--- Begin TASK DATA ---

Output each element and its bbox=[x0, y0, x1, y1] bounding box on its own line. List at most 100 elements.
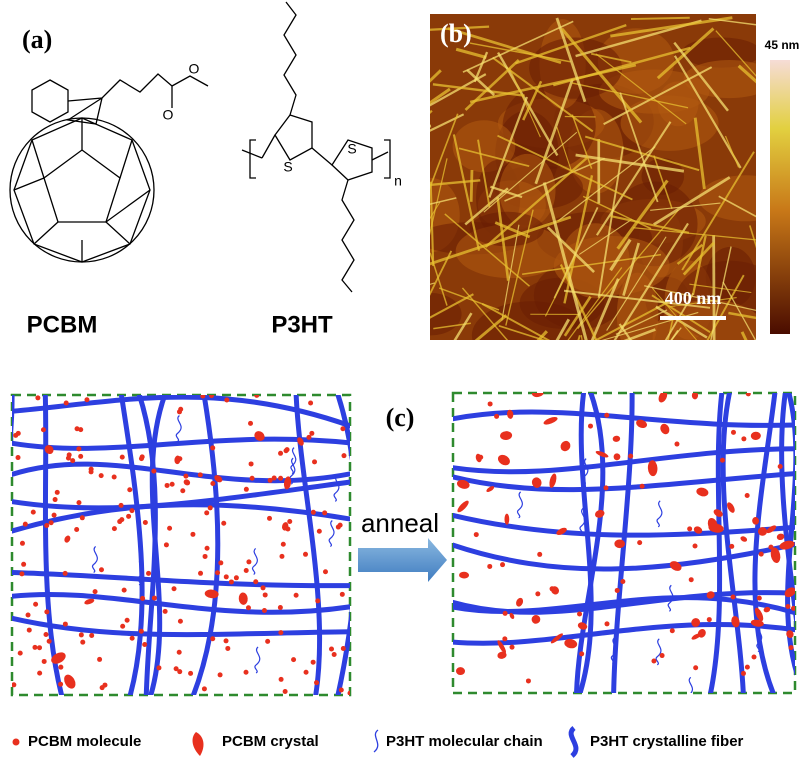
pcbm-molecule bbox=[620, 579, 625, 584]
pcbm-molecule bbox=[347, 691, 352, 696]
pcbm-molecule bbox=[42, 659, 47, 664]
pcbm-crystal bbox=[456, 499, 471, 514]
pcbm-molecule bbox=[41, 427, 46, 432]
pcbm-crystal bbox=[504, 514, 509, 525]
pcbm-molecule bbox=[745, 665, 750, 670]
pcbm-molecule bbox=[126, 514, 131, 519]
pcbm-molecule bbox=[278, 476, 283, 481]
molecular-chain bbox=[517, 492, 522, 518]
pcbm-molecule bbox=[224, 638, 229, 643]
pcbm-molecule bbox=[729, 544, 734, 549]
pcbm-molecule bbox=[49, 520, 54, 525]
pcbm-crystal bbox=[739, 535, 748, 543]
afm-fiber bbox=[714, 235, 715, 386]
molecular-chain bbox=[688, 677, 693, 703]
anneal-arrow bbox=[358, 538, 447, 582]
pcbm-molecule bbox=[741, 671, 746, 676]
figure: (a) O O PCBM S S n P3HT (b) 400 nm 45 nm… bbox=[0, 0, 807, 761]
pcbm-molecule bbox=[535, 591, 540, 596]
pcbm-crystal bbox=[657, 390, 669, 404]
pcbm-crystal bbox=[500, 431, 513, 441]
pcbm-molecule bbox=[670, 628, 675, 633]
pcbm-molecule bbox=[112, 475, 117, 480]
pcbm-molecule bbox=[329, 646, 334, 651]
pcbm-molecule bbox=[52, 513, 57, 518]
pcbm-molecule bbox=[272, 476, 277, 481]
pcbm-molecule bbox=[44, 523, 49, 528]
pcbm-molecule bbox=[53, 497, 58, 502]
pcbm-molecule bbox=[246, 559, 251, 564]
pcbm-crystal bbox=[459, 572, 469, 579]
colorbar-label: 45 nm bbox=[765, 38, 800, 52]
pcbm-molecule bbox=[234, 575, 239, 580]
pcbm-molecule bbox=[89, 467, 94, 472]
pcbm-molecule bbox=[70, 458, 75, 463]
pcbm-molecule bbox=[32, 645, 37, 650]
pcbm-molecule bbox=[210, 636, 215, 641]
molecule-name: PCBM bbox=[27, 311, 98, 338]
pcbm-molecule bbox=[80, 515, 85, 520]
pcbm-molecule bbox=[225, 646, 230, 651]
pcbm-molecule bbox=[279, 554, 284, 559]
pcbm-molecule bbox=[317, 529, 322, 534]
pcbm-molecule bbox=[660, 653, 665, 658]
pcbm-molecule bbox=[63, 571, 68, 576]
pcbm-molecule bbox=[577, 611, 582, 616]
pcbm-molecule bbox=[198, 571, 203, 576]
pcbm-molecule bbox=[785, 604, 790, 609]
pcbm-molecule bbox=[198, 472, 203, 477]
pcbm-molecule bbox=[139, 629, 144, 634]
pcbm-molecule bbox=[304, 670, 309, 675]
pcbm-molecule bbox=[152, 596, 157, 601]
pcbm-crystal bbox=[659, 422, 671, 435]
pcbm-molecule bbox=[628, 454, 633, 459]
pcbm-molecule bbox=[604, 621, 609, 626]
pcbm-molecule bbox=[759, 552, 764, 557]
pcbm-molecule bbox=[170, 482, 175, 487]
pcbm-molecule bbox=[188, 671, 193, 676]
pcbm-crystal bbox=[612, 435, 620, 442]
pcbm-molecule bbox=[97, 657, 102, 662]
pcbm-molecule bbox=[37, 671, 42, 676]
pcbm-crystal bbox=[776, 533, 785, 541]
pcbm-molecule bbox=[172, 586, 177, 591]
afm-fiber bbox=[545, 335, 580, 448]
pcbm-molecule bbox=[674, 442, 679, 447]
legend-label: PCBM crystal bbox=[222, 733, 319, 750]
pcbm-molecule bbox=[33, 602, 38, 607]
afm-patch bbox=[398, 293, 461, 336]
pcbm-molecule bbox=[745, 493, 750, 498]
pcbm-crystal bbox=[695, 486, 709, 497]
panel-label: (c) bbox=[386, 403, 415, 432]
pcbm-molecule bbox=[58, 665, 63, 670]
pcbm-molecule bbox=[210, 445, 215, 450]
pcbm-molecule bbox=[112, 526, 117, 531]
pcbm-molecule bbox=[11, 682, 16, 687]
legend-icon bbox=[571, 728, 576, 756]
pcbm-molecule bbox=[129, 508, 134, 513]
pcbm-molecule bbox=[503, 611, 508, 616]
legend-icon bbox=[374, 730, 378, 752]
pcbm-molecule bbox=[100, 685, 105, 690]
pcbm-molecule bbox=[18, 651, 23, 656]
pcbm-molecule bbox=[26, 613, 31, 618]
pcbm-molecule bbox=[55, 490, 60, 495]
pcbm-molecule bbox=[23, 522, 28, 527]
pcbm-molecule bbox=[27, 628, 32, 633]
pcbm-molecule bbox=[200, 393, 205, 398]
pcbm-molecule bbox=[279, 677, 284, 682]
atom-label: O bbox=[189, 61, 200, 77]
legend-label: PCBM molecule bbox=[28, 733, 141, 750]
pcbm-molecule bbox=[526, 678, 531, 683]
pcbm-crystal bbox=[751, 431, 762, 440]
pcbm-molecule bbox=[224, 574, 229, 579]
pcbm-molecule bbox=[311, 510, 316, 515]
pcbm-molecule bbox=[74, 527, 79, 532]
pcbm-crystal bbox=[594, 509, 606, 520]
pcbm-molecule bbox=[253, 579, 258, 584]
pcbm-molecule bbox=[315, 598, 320, 603]
pcbm-molecule bbox=[303, 552, 308, 557]
atom-label: S bbox=[347, 141, 356, 157]
pcbm-molecule bbox=[99, 473, 104, 478]
pcbm-molecule bbox=[741, 436, 746, 441]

--- End TASK DATA ---

[TO BE DONE]: Could you rewrite every line of the rows above as a JSON list of strings, one string per line, skipping blank lines? Leave the pictures out of your answer.

[TASK OUTPUT]:
[
  "Output each element and its bbox=[x0, y0, x1, y1] bounding box on its own line. List at most 100 elements.",
  "pcbm-molecule bbox=[620, 579, 625, 584]",
  "pcbm-molecule bbox=[347, 691, 352, 696]",
  "pcbm-molecule bbox=[42, 659, 47, 664]",
  "pcbm-crystal bbox=[456, 499, 471, 514]",
  "pcbm-molecule bbox=[41, 427, 46, 432]",
  "pcbm-crystal bbox=[504, 514, 509, 525]",
  "pcbm-molecule bbox=[745, 665, 750, 670]",
  "pcbm-molecule bbox=[126, 514, 131, 519]",
  "pcbm-molecule bbox=[278, 476, 283, 481]",
  "molecular-chain bbox=[517, 492, 522, 518]",
  "pcbm-molecule bbox=[224, 638, 229, 643]",
  "pcbm-molecule bbox=[729, 544, 734, 549]",
  "pcbm-molecule bbox=[49, 520, 54, 525]",
  "pcbm-crystal bbox=[739, 535, 748, 543]",
  "afm-fiber bbox=[714, 235, 715, 386]",
  "molecular-chain bbox=[688, 677, 693, 703]",
  "anneal-arrow bbox=[358, 538, 447, 582]",
  "pcbm-molecule bbox=[741, 671, 746, 676]",
  "figure: (a) O O PCBM S S n P3HT (b) 400 nm 45 nm… bbox=[0, 0, 807, 761]",
  "pcbm-molecule bbox=[535, 591, 540, 596]",
  "pcbm-crystal bbox=[657, 390, 669, 404]",
  "pcbm-crystal bbox=[500, 431, 513, 441]",
  "pcbm-molecule bbox=[670, 628, 675, 633]",
  "pcbm-molecule bbox=[112, 475, 117, 480]",
  "pcbm-molecule bbox=[329, 646, 334, 651]",
  "pcbm-molecule bbox=[52, 513, 57, 518]",
  "pcbm-molecule bbox=[272, 476, 277, 481]",
  "pcbm-molecule bbox=[44, 523, 49, 528]",
  "pcbm-molecule bbox=[53, 497, 58, 502]",
  "pcbm-molecule bbox=[246, 559, 251, 564]",
  "pcbm-crystal bbox=[459, 572, 469, 579]",
  "colorbar-label: 45 nm bbox=[765, 38, 800, 52]",
  "pcbm-molecule bbox=[234, 575, 239, 580]",
  "pcbm-molecule bbox=[89, 467, 94, 472]",
  "pcbm-molecule bbox=[70, 458, 75, 463]",
  "pcbm-molecule bbox=[32, 645, 37, 650]",
  "pcbm-molecule bbox=[210, 636, 215, 641]",
  "molecule-name: PCBM bbox=[27, 311, 98, 338]",
  "pcbm-molecule bbox=[80, 515, 85, 520]",
  "pcbm-molecule bbox=[225, 646, 230, 651]",
  "pcbm-molecule bbox=[279, 554, 284, 559]",
  "pcbm-molecule bbox=[317, 529, 322, 534]",
  "pcbm-molecule bbox=[660, 653, 665, 658]",
  "pcbm-molecule bbox=[63, 571, 68, 576]",
  "pcbm-molecule bbox=[577, 611, 582, 616]",
  "pcbm-molecule bbox=[198, 571, 203, 576]",
  "pcbm-molecule bbox=[785, 604, 790, 609]",
  "pcbm-molecule bbox=[198, 472, 203, 477]",
  "pcbm-molecule bbox=[139, 629, 144, 634]",
  "pcbm-molecule bbox=[304, 670, 309, 675]",
  "pcbm-molecule bbox=[152, 596, 157, 601]",
  "pcbm-crystal bbox=[659, 422, 671, 435]",
  "pcbm-molecule bbox=[628, 454, 633, 459]",
  "pcbm-molecule bbox=[604, 621, 609, 626]",
  "pcbm-molecule bbox=[759, 552, 764, 557]",
  "pcbm-molecule bbox=[170, 482, 175, 487]",
  "pcbm-molecule bbox=[188, 671, 193, 676]",
  "pcbm-crystal bbox=[612, 435, 620, 442]",
  "pcbm-molecule bbox=[97, 657, 102, 662]",
  "pcbm-molecule bbox=[37, 671, 42, 676]",
  "pcbm-crystal bbox=[776, 533, 785, 541]",
  "pcbm-molecule bbox=[172, 586, 177, 591]",
  "afm-fiber bbox=[545, 335, 580, 448]",
  "pcbm-molecule bbox=[674, 442, 679, 447]",
  "legend-label: PCBM crystal bbox=[222, 733, 319, 750]",
  "pcbm-molecule bbox=[33, 602, 38, 607]",
  "afm-patch bbox=[398, 293, 461, 336]",
  "pcbm-molecule bbox=[745, 493, 750, 498]",
  "pcbm-crystal bbox=[695, 486, 709, 497]",
  "panel-label: (c) bbox=[386, 403, 415, 432]",
  "pcbm-molecule bbox=[58, 665, 63, 670]",
  "pcbm-molecule bbox=[210, 445, 215, 450]",
  "pcbm-molecule bbox=[112, 526, 117, 531]",
  "pcbm-molecule bbox=[11, 682, 16, 687]",
  "legend-icon bbox=[571, 728, 576, 756]",
  "pcbm-molecule bbox=[129, 508, 134, 513]",
  "pcbm-molecule bbox=[503, 611, 508, 616]",
  "legend-icon bbox=[374, 730, 378, 752]",
  "pcbm-molecule bbox=[100, 685, 105, 690]",
  "pcbm-molecule bbox=[18, 651, 23, 656]",
  "pcbm-molecule bbox=[26, 613, 31, 618]",
  "pcbm-molecule bbox=[55, 490, 60, 495]",
  "pcbm-molecule bbox=[23, 522, 28, 527]",
  "pcbm-molecule bbox=[27, 628, 32, 633]",
  "pcbm-molecule bbox=[200, 393, 205, 398]",
  "pcbm-molecule bbox=[279, 677, 284, 682]",
  "atom-label: O bbox=[189, 61, 200, 77]",
  "legend-label: PCBM molecule bbox=[28, 733, 141, 750]",
  "pcbm-molecule bbox=[526, 678, 531, 683]",
  "pcbm-crystal bbox=[751, 431, 762, 440]",
  "pcbm-molecule bbox=[224, 574, 229, 579]",
  "pcbm-molecule bbox=[311, 510, 316, 515]",
  "pcbm-molecule bbox=[74, 527, 79, 532]",
  "pcbm-crystal bbox=[594, 509, 606, 520]",
  "pcbm-molecule bbox=[253, 579, 258, 584]",
  "pcbm-molecule bbox=[315, 598, 320, 603]",
  "pcbm-molecule bbox=[303, 552, 308, 557]",
  "atom-label: S bbox=[347, 141, 356, 157]",
  "pcbm-molecule bbox=[99, 473, 104, 478]",
  "pcbm-molecule bbox=[741, 436, 746, 441]"
]